## THE TASK
Copy each line exactly.

## RECORD EXTRACTS
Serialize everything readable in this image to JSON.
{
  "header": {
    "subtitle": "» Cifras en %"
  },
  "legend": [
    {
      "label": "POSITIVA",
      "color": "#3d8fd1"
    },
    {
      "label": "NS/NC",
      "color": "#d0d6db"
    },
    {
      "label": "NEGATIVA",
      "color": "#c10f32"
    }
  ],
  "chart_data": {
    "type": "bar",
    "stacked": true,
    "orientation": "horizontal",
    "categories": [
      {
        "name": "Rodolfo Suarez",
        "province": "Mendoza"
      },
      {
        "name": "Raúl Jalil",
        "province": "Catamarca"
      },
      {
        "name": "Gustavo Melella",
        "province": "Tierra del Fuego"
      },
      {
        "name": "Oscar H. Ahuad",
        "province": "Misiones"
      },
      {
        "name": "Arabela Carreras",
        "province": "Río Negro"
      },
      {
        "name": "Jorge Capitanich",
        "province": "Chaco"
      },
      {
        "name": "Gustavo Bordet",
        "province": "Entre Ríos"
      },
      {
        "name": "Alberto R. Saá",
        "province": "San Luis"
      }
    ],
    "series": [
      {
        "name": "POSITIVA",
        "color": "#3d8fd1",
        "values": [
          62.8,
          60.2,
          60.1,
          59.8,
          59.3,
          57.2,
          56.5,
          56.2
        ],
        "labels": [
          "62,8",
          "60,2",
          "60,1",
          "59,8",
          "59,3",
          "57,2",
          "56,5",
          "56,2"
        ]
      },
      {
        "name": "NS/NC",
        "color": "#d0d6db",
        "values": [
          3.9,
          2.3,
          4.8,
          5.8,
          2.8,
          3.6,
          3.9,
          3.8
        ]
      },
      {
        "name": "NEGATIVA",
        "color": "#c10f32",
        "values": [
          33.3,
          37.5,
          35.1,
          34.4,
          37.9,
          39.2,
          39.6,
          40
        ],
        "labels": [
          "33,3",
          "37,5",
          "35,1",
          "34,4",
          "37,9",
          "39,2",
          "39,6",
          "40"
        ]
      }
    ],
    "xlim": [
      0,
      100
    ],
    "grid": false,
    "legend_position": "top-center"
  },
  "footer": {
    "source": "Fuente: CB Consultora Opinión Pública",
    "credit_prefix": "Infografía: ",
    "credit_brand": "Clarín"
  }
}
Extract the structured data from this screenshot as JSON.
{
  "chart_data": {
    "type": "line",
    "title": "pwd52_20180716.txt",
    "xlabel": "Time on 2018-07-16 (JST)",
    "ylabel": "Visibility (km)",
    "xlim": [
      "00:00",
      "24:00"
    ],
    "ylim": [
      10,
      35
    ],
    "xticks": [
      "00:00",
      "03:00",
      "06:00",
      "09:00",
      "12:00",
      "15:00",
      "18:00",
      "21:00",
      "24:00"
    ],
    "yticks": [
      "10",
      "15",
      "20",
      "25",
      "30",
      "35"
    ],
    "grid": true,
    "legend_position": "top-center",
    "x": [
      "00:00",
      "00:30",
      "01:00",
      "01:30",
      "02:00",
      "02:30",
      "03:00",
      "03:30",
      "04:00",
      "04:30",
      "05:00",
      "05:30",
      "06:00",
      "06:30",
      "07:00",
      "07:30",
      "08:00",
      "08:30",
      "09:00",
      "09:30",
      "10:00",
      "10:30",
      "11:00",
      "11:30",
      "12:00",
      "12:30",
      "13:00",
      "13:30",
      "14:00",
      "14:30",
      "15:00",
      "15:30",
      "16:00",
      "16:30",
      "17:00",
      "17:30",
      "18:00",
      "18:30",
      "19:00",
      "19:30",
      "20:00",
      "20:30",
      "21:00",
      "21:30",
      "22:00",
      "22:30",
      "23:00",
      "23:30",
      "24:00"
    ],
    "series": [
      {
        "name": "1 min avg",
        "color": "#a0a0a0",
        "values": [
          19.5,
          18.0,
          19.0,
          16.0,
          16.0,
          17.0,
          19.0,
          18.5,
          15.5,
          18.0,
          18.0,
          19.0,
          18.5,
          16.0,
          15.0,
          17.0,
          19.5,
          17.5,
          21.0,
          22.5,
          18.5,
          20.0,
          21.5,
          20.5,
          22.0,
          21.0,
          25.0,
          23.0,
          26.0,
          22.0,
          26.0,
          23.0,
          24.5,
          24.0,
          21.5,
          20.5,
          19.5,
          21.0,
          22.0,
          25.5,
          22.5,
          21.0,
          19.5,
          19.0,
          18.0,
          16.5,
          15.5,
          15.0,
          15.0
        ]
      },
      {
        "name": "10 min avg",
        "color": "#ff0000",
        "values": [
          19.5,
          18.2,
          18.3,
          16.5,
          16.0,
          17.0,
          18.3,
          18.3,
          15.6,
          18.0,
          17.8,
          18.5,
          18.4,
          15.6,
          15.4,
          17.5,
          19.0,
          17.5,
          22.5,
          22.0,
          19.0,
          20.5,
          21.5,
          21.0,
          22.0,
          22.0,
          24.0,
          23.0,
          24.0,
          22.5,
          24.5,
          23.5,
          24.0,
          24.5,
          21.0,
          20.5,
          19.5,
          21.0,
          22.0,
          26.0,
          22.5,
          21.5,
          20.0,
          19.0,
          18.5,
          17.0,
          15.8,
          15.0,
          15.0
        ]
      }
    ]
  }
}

## WRITTEN ANSWER
Serialize everything readable in this image to JSON.
{
  "header": {
    "subtitle": "» Cifras en %"
  },
  "legend": [
    {
      "label": "POSITIVA",
      "color": "#3d8fd1"
    },
    {
      "label": "NS/NC",
      "color": "#d0d6db"
    },
    {
      "label": "NEGATIVA",
      "color": "#c10f32"
    }
  ],
  "chart_data": {
    "type": "bar",
    "stacked": true,
    "orientation": "horizontal",
    "categories": [
      {
        "name": "Rodolfo Suarez",
        "province": "Mendoza"
      },
      {
        "name": "Raúl Jalil",
        "province": "Catamarca"
      },
      {
        "name": "Gustavo Melella",
        "province": "Tierra del Fuego"
      },
      {
        "name": "Oscar H. Ahuad",
        "province": "Misiones"
      },
      {
        "name": "Arabela Carreras",
        "province": "Río Negro"
      },
      {
        "name": "Jorge Capitanich",
        "province": "Chaco"
      },
      {
        "name": "Gustavo Bordet",
        "province": "Entre Ríos"
      },
      {
        "name": "Alberto R. Saá",
        "province": "San Luis"
      }
    ],
    "series": [
      {
        "name": "POSITIVA",
        "color": "#3d8fd1",
        "values": [
          62.8,
          60.2,
          60.1,
          59.8,
          59.3,
          57.2,
          56.5,
          56.2
        ],
        "labels": [
          "62,8",
          "60,2",
          "60,1",
          "59,8",
          "59,3",
          "57,2",
          "56,5",
          "56,2"
        ]
      },
      {
        "name": "NS/NC",
        "color": "#d0d6db",
        "values": [
          3.9,
          2.3,
          4.8,
          5.8,
          2.8,
          3.6,
          3.9,
          3.8
        ]
      },
      {
        "name": "NEGATIVA",
        "color": "#c10f32",
        "values": [
          33.3,
          37.5,
          35.1,
          34.4,
          37.9,
          39.2,
          39.6,
          40
        ],
        "labels": [
          "33,3",
          "37,5",
          "35,1",
          "34,4",
          "37,9",
          "39,2",
          "39,6",
          "40"
        ]
      }
    ],
    "xlim": [
      0,
      100
    ],
    "grid": false,
    "legend_position": "top-center"
  },
  "footer": {
    "source": "Fuente: CB Consultora Opinión Pública",
    "credit_prefix": "Infografía: ",
    "credit_brand": "Clarín"
  }
}
Extract the structured data from this screenshot as JSON.
{
  "chart_data": {
    "type": "line",
    "title": "pwd52_20180716.txt",
    "xlabel": "Time on 2018-07-16 (JST)",
    "ylabel": "Visibility (km)",
    "xlim": [
      "00:00",
      "24:00"
    ],
    "ylim": [
      10,
      35
    ],
    "xticks": [
      "00:00",
      "03:00",
      "06:00",
      "09:00",
      "12:00",
      "15:00",
      "18:00",
      "21:00",
      "24:00"
    ],
    "yticks": [
      "10",
      "15",
      "20",
      "25",
      "30",
      "35"
    ],
    "grid": true,
    "legend_position": "top-center",
    "x": [
      "00:00",
      "00:30",
      "01:00",
      "01:30",
      "02:00",
      "02:30",
      "03:00",
      "03:30",
      "04:00",
      "04:30",
      "05:00",
      "05:30",
      "06:00",
      "06:30",
      "07:00",
      "07:30",
      "08:00",
      "08:30",
      "09:00",
      "09:30",
      "10:00",
      "10:30",
      "11:00",
      "11:30",
      "12:00",
      "12:30",
      "13:00",
      "13:30",
      "14:00",
      "14:30",
      "15:00",
      "15:30",
      "16:00",
      "16:30",
      "17:00",
      "17:30",
      "18:00",
      "18:30",
      "19:00",
      "19:30",
      "20:00",
      "20:30",
      "21:00",
      "21:30",
      "22:00",
      "22:30",
      "23:00",
      "23:30",
      "24:00"
    ],
    "series": [
      {
        "name": "1 min avg",
        "color": "#a0a0a0",
        "values": [
          19.5,
          18.0,
          19.0,
          16.0,
          16.0,
          17.0,
          19.0,
          18.5,
          15.5,
          18.0,
          18.0,
          19.0,
          18.5,
          16.0,
          15.0,
          17.0,
          19.5,
          17.5,
          21.0,
          22.5,
          18.5,
          20.0,
          21.5,
          20.5,
          22.0,
          21.0,
          25.0,
          23.0,
          26.0,
          22.0,
          26.0,
          23.0,
          24.5,
          24.0,
          21.5,
          20.5,
          19.5,
          21.0,
          22.0,
          25.5,
          22.5,
          21.0,
          19.5,
          19.0,
          18.0,
          16.5,
          15.5,
          15.0,
          15.0
        ]
      },
      {
        "name": "10 min avg",
        "color": "#ff0000",
        "values": [
          19.5,
          18.2,
          18.3,
          16.5,
          16.0,
          17.0,
          18.3,
          18.3,
          15.6,
          18.0,
          17.8,
          18.5,
          18.4,
          15.6,
          15.4,
          17.5,
          19.0,
          17.5,
          22.5,
          22.0,
          19.0,
          20.5,
          21.5,
          21.0,
          22.0,
          22.0,
          24.0,
          23.0,
          24.0,
          22.5,
          24.5,
          23.5,
          24.0,
          24.5,
          21.0,
          20.5,
          19.5,
          21.0,
          22.0,
          26.0,
          22.5,
          21.5,
          20.0,
          19.0,
          18.5,
          17.0,
          15.8,
          15.0,
          15.0
        ]
      }
    ]
  }
}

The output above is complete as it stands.